**Records for the task**
* * *
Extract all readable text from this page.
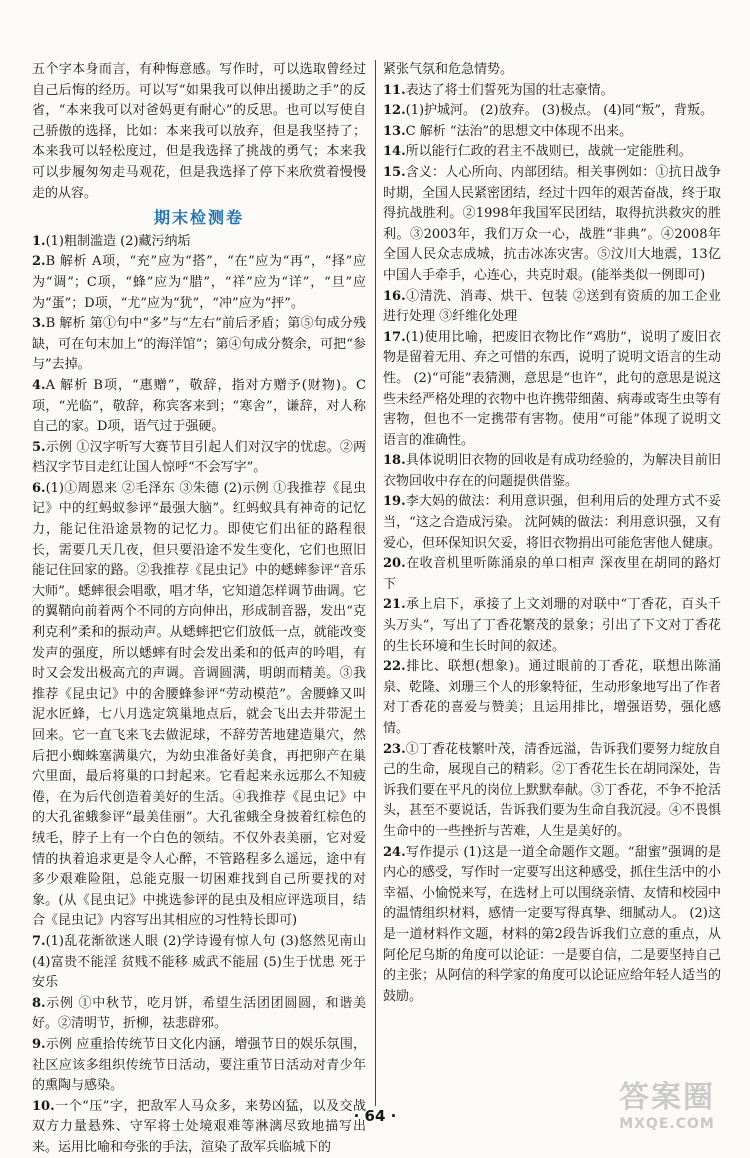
五个字本身而言，有种悔意感。写作时，可以选取曾经过自己后悔的经历。可以写“如果我可以伸出援助之手”的反省，“本来我可以对爸妈更有耐心”的反思。也可以写使自己骄傲的选择，比如：本来我可以放弃，但是我坚持了；本来我可以轻松度过，但是我选择了挑战的勇气；本来我可以步履匆匆走马观花，但是我选择了停下来欣赏着慢慢走的从容。

期末检测卷

1.(1)粗制滥造 (2)藏污纳垢

2.B 解析 A项，“充”应为“搭”，“在”应为“再”，“择”应为“调”；C项，“蜂”应为“腊”，“祥”应为“详”，“旦”应为“蛋”；D项，“尤”应为“犹”，“冲”应为“抨”。

3.B 解析 第①句中“多”与“左右”前后矛盾；第⑤句成分残缺，可在句末加上“的海洋馆”；第④句成分赘余，可把“参与”去掉。

4.A 解析 B项，“惠赠”，敬辞，指对方赠予(财物)。C项，“光临”，敬辞，称宾客来到；“寒舍”，谦辞，对人称自己的家。D项，语气过于强硬。

5.示例 ①汉字听写大赛节目引起人们对汉字的忧虑。②两档汉字节目走红让国人惊呼“不会写字”。

6.(1)①周恩来 ②毛泽东 ③朱德 (2)示例 ①我推荐《昆虫记》中的红蚂蚁参评“最强大脑”。红蚂蚁具有神奇的记忆力，能记住沿途景物的记忆力。即使它们出征的路程很长，需要几天几夜，但只要沿途不发生变化，它们也照旧能记住回家的路。②我推荐《昆虫记》中的蟋蟀参评“音乐大师”。蟋蟀很会唱歌，唱才华，它知道怎样调节曲调。它的翼鞘向前着两个不同的方向伸出，形成制音器，发出“克利克利”柔和的振动声。从蟋蟀把它们放低一点，就能改变发声的强度，所以蟋蟀有时会发出柔和的低声的吟唱，有时又会发出极高亢的声调。音调圆满，明朗而精美。③我推荐《昆虫记》中的舍腰蜂参评“劳动模范”。舍腰蜂又叫泥水匠蜂，七八月选定筑巢地点后，就会飞出去并带泥土回来。它一直飞来飞去做泥球，不辞劳苦地建造巢穴，然后把小蜘蛛塞满巢穴，为幼虫准备好美食，再把卵产在巢穴里面，最后将巢的口封起来。它看起来永远那么不知疲倦，在为后代创造着美好的生活。④我推荐《昆虫记》中的大孔雀蛾参评“最美佳丽”。大孔雀蛾全身披着红棕色的绒毛，脖子上有一个白色的领结。不仅外表美丽，它对爱情的执着追求更是令人心醉，不管路程多么遥远，途中有多少艰难险阻，总能克服一切困难找到自己所要找的对象。(从《昆虫记》中挑选参评的昆虫及相应评选项目，结合《昆虫记》内容写出其相应的习性特长即可)

7.(1)乱花渐欲迷人眼 (2)学诗谩有惊人句 (3)悠然见南山 (4)富贵不能淫 贫贱不能移 威武不能屈 (5)生于忧患 死于安乐

8.示例 ①中秋节，吃月饼，希望生活团团圆圆，和谐美好。②清明节，折柳，祛悲辟邪。

9.示例 应重拾传统节日文化内涵，增强节日的娱乐氛围，社区应该多组织传统节日活动，要注重节日活动对青少年的熏陶与感染。

10.一个“压”字，把敌军人马众多，来势凶猛，以及交战双方力量悬殊、守军将士处境艰难等淋漓尽致地描写出来。运用比喻和夸张的手法，渲染了敌军兵临城下的

紧张气氛和危急情势。

11.表达了将士们誓死为国的壮志豪情。

12.(1)护城河。 (2)放弃。 (3)极点。 (4)同“叛”，背叛。

13.C 解析 “法治”的思想文中体现不出来。

14.所以能行仁政的君主不战则已，战就一定能胜利。

15.含义：人心所向、内部团结。相关事例如：①抗日战争时期，全国人民紧密团结，经过十四年的艰苦奋战，终于取得抗战胜利。②1998年我国军民团结，取得抗洪救灾的胜利。③2003年，我们万众一心，战胜“非典”。④2008年全国人民众志成城，抗击冰冻灾害。⑤汶川大地震，13亿中国人手牵手，心连心，共克时艰。(能举类似一例即可)

16.①清洗、消毒、烘干、包装 ②送到有资质的加工企业进行处理 ③纤维化处理

17.(1)使用比喻，把废旧衣物比作“鸡肋”，说明了废旧衣物是留着无用、弃之可惜的东西，说明了说明文语言的生动性。 (2)“可能”表猜测，意思是“也许”，此句的意思是说这些未经严格处理的衣物中也许携带细菌、病毒或寄生虫等有害物，但也不一定携带有害物。使用“可能”体现了说明文语言的准确性。

18.具体说明旧衣物的回收是有成功经验的，为解决目前旧衣物回收中存在的问题提供借鉴。

19.李大妈的做法：利用意识强，但利用后的处理方式不妥当，“这之合造成污染。 沈阿姨的做法：利用意识强，又有爱心，但环保知识欠妥，将旧衣物捐出可能危害他人健康。

20.在收音机里听陈涌泉的单口相声 深夜里在胡同的路灯下

21.承上启下，承接了上文刘珊的对联中“丁香花，百头千头万头”，写出了丁香花繁茂的景象；引出了下文对丁香花的生长环境和生长时间的叙述。

22.排比、联想(想象)。通过眼前的丁香花，联想出陈涌泉、乾隆、刘珊三个人的形象特征，生动形象地写出了作者对丁香花的喜爱与赞美；且运用排比，增强语势，强化感情。

23.①丁香花枝繁叶茂，清香远溢，告诉我们要努力绽放自己的生命，展现自己的精彩。②丁香花生长在胡同深处，告诉我们要在平凡的岗位上默默奉献。③丁香花，不争不抢活头，甚至不要说话，告诉我们要为生命自我沉浸。④不畏惧生命中的一些挫折与苦难，人生是美好的。

24.写作提示 (1)这是一道全命题作文题。“甜蜜”强调的是内心的感受，写作时一定要写出这种感受，抓住生活中的小幸福、小愉悦来写，在选材上可以围绕亲情、友情和校园中的温情组织材料，感情一定要写得真挚、细腻动人。 (2)这是一道材料作文题，材料的第2段告诉我们立意的重点，从阿伦尼乌斯的角度可以论证：一是要自信，二是要坚持自己的主张；从阿信的科学家的角度可以论证应给年轻人适当的鼓励。

· 64 ·
答案圈
MXQE.COM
* * *
**Work to be completed**
Every record above must be given again exactly; drop the pictures.

**Output of the task**
Extract all readable text from this page.
五个字本身而言，有种悔意感。写作时，可以选取曾经过自己后悔的经历。可以写“如果我可以伸出援助之手”的反省，“本来我可以对爸妈更有耐心”的反思。也可以写使自己骄傲的选择，比如：本来我可以放弃，但是我坚持了；本来我可以轻松度过，但是我选择了挑战的勇气；本来我可以步履匆匆走马观花，但是我选择了停下来欣赏着慢慢走的从容。

期末检测卷

1.(1)粗制滥造 (2)藏污纳垢

2.B 解析 A项，“充”应为“搭”，“在”应为“再”，“择”应为“调”；C项，“蜂”应为“腊”，“祥”应为“详”，“旦”应为“蛋”；D项，“尤”应为“犹”，“冲”应为“抨”。

3.B 解析 第①句中“多”与“左右”前后矛盾；第⑤句成分残缺，可在句末加上“的海洋馆”；第④句成分赘余，可把“参与”去掉。

4.A 解析 B项，“惠赠”，敬辞，指对方赠予(财物)。C项，“光临”，敬辞，称宾客来到；“寒舍”，谦辞，对人称自己的家。D项，语气过于强硬。

5.示例 ①汉字听写大赛节目引起人们对汉字的忧虑。②两档汉字节目走红让国人惊呼“不会写字”。

6.(1)①周恩来 ②毛泽东 ③朱德 (2)示例 ①我推荐《昆虫记》中的红蚂蚁参评“最强大脑”。红蚂蚁具有神奇的记忆力，能记住沿途景物的记忆力。即使它们出征的路程很长，需要几天几夜，但只要沿途不发生变化，它们也照旧能记住回家的路。②我推荐《昆虫记》中的蟋蟀参评“音乐大师”。蟋蟀很会唱歌，唱才华，它知道怎样调节曲调。它的翼鞘向前着两个不同的方向伸出，形成制音器，发出“克利克利”柔和的振动声。从蟋蟀把它们放低一点，就能改变发声的强度，所以蟋蟀有时会发出柔和的低声的吟唱，有时又会发出极高亢的声调。音调圆满，明朗而精美。③我推荐《昆虫记》中的舍腰蜂参评“劳动模范”。舍腰蜂又叫泥水匠蜂，七八月选定筑巢地点后，就会飞出去并带泥土回来。它一直飞来飞去做泥球，不辞劳苦地建造巢穴，然后把小蜘蛛塞满巢穴，为幼虫准备好美食，再把卵产在巢穴里面，最后将巢的口封起来。它看起来永远那么不知疲倦，在为后代创造着美好的生活。④我推荐《昆虫记》中的大孔雀蛾参评“最美佳丽”。大孔雀蛾全身披着红棕色的绒毛，脖子上有一个白色的领结。不仅外表美丽，它对爱情的执着追求更是令人心醉，不管路程多么遥远，途中有多少艰难险阻，总能克服一切困难找到自己所要找的对象。(从《昆虫记》中挑选参评的昆虫及相应评选项目，结合《昆虫记》内容写出其相应的习性特长即可)

7.(1)乱花渐欲迷人眼 (2)学诗谩有惊人句 (3)悠然见南山 (4)富贵不能淫 贫贱不能移 威武不能屈 (5)生于忧患 死于安乐

8.示例 ①中秋节，吃月饼，希望生活团团圆圆，和谐美好。②清明节，折柳，祛悲辟邪。

9.示例 应重拾传统节日文化内涵，增强节日的娱乐氛围，社区应该多组织传统节日活动，要注重节日活动对青少年的熏陶与感染。

10.一个“压”字，把敌军人马众多，来势凶猛，以及交战双方力量悬殊、守军将士处境艰难等淋漓尽致地描写出来。运用比喻和夸张的手法，渲染了敌军兵临城下的

紧张气氛和危急情势。

11.表达了将士们誓死为国的壮志豪情。

12.(1)护城河。 (2)放弃。 (3)极点。 (4)同“叛”，背叛。

13.C 解析 “法治”的思想文中体现不出来。

14.所以能行仁政的君主不战则已，战就一定能胜利。

15.含义：人心所向、内部团结。相关事例如：①抗日战争时期，全国人民紧密团结，经过十四年的艰苦奋战，终于取得抗战胜利。②1998年我国军民团结，取得抗洪救灾的胜利。③2003年，我们万众一心，战胜“非典”。④2008年全国人民众志成城，抗击冰冻灾害。⑤汶川大地震，13亿中国人手牵手，心连心，共克时艰。(能举类似一例即可)

16.①清洗、消毒、烘干、包装 ②送到有资质的加工企业进行处理 ③纤维化处理

17.(1)使用比喻，把废旧衣物比作“鸡肋”，说明了废旧衣物是留着无用、弃之可惜的东西，说明了说明文语言的生动性。 (2)“可能”表猜测，意思是“也许”，此句的意思是说这些未经严格处理的衣物中也许携带细菌、病毒或寄生虫等有害物，但也不一定携带有害物。使用“可能”体现了说明文语言的准确性。

18.具体说明旧衣物的回收是有成功经验的，为解决目前旧衣物回收中存在的问题提供借鉴。

19.李大妈的做法：利用意识强，但利用后的处理方式不妥当，“这之合造成污染。 沈阿姨的做法：利用意识强，又有爱心，但环保知识欠妥，将旧衣物捐出可能危害他人健康。

20.在收音机里听陈涌泉的单口相声 深夜里在胡同的路灯下

21.承上启下，承接了上文刘珊的对联中“丁香花，百头千头万头”，写出了丁香花繁茂的景象；引出了下文对丁香花的生长环境和生长时间的叙述。

22.排比、联想(想象)。通过眼前的丁香花，联想出陈涌泉、乾隆、刘珊三个人的形象特征，生动形象地写出了作者对丁香花的喜爱与赞美；且运用排比，增强语势，强化感情。

23.①丁香花枝繁叶茂，清香远溢，告诉我们要努力绽放自己的生命，展现自己的精彩。②丁香花生长在胡同深处，告诉我们要在平凡的岗位上默默奉献。③丁香花，不争不抢活头，甚至不要说话，告诉我们要为生命自我沉浸。④不畏惧生命中的一些挫折与苦难，人生是美好的。

24.写作提示 (1)这是一道全命题作文题。“甜蜜”强调的是内心的感受，写作时一定要写出这种感受，抓住生活中的小幸福、小愉悦来写，在选材上可以围绕亲情、友情和校园中的温情组织材料，感情一定要写得真挚、细腻动人。 (2)这是一道材料作文题，材料的第2段告诉我们立意的重点，从阿伦尼乌斯的角度可以论证：一是要自信，二是要坚持自己的主张；从阿信的科学家的角度可以论证应给年轻人适当的鼓励。

· 64 ·
答案圈
MXQE.COM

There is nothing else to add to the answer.